__Instruction__:
Output every line exactly as written. Leave out pictures.

__Given data__:
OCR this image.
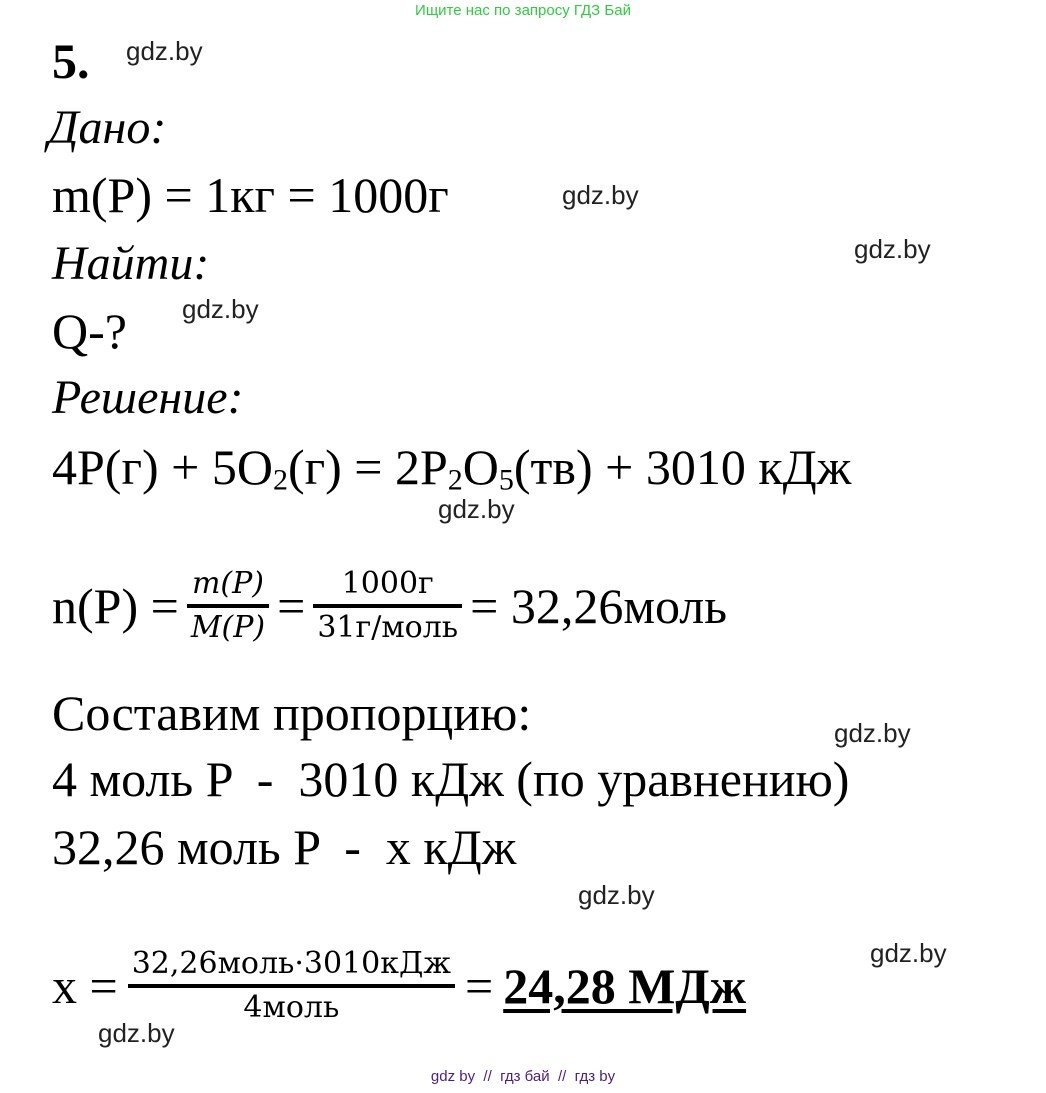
Ищите нас по запросу ГДЗ Бай
5. gdz.by
Дано:
m(P) = 1кг = 1000г	gdz.by
gdz.by
Найти:
Q-? gdz.by
Решение:
$4P(г) + 5O_2(г) = 2P_2O_5(тв) + 3010$ кДж
gdz.by
$n(P) = \frac{m(P)}{M(P)} = \frac{1000г}{\text{31г/моль}}$ = 32,26моль
Составим пропорцию:	gdz.by
4 моль P  -  3010 кДж (по уравнению)
32,26 моль P  -  x кДж
gdz.by
gdz.by
$x = \frac{\text{32,26моль·3010кДж}}{\text{4моль}} = 24,28$ МДж
gdz.by
gdz by  //  гдз бай  //  гдз by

__Reply to the exercise__:
OCR this image.
Ищите нас по запросу ГДЗ Бай
5. gdz.by
Дано:
m(P) = 1кг = 1000г	gdz.by
gdz.by
Найти:
Q-? gdz.by
Решение:
$4P(г) + 5O_2(г) = 2P_2O_5(тв) + 3010$ кДж
gdz.by
$n(P) = \frac{m(P)}{M(P)} = \frac{1000г}{\text{31г/моль}}$ = 32,26моль
Составим пропорцию:	gdz.by
4 моль P  -  3010 кДж (по уравнению)
32,26 моль P  -  x кДж
gdz.by
gdz.by
$x = \frac{\text{32,26моль·3010кДж}}{\text{4моль}} = 24,28$ МДж
gdz.by
gdz by  //  гдз бай  //  гдз by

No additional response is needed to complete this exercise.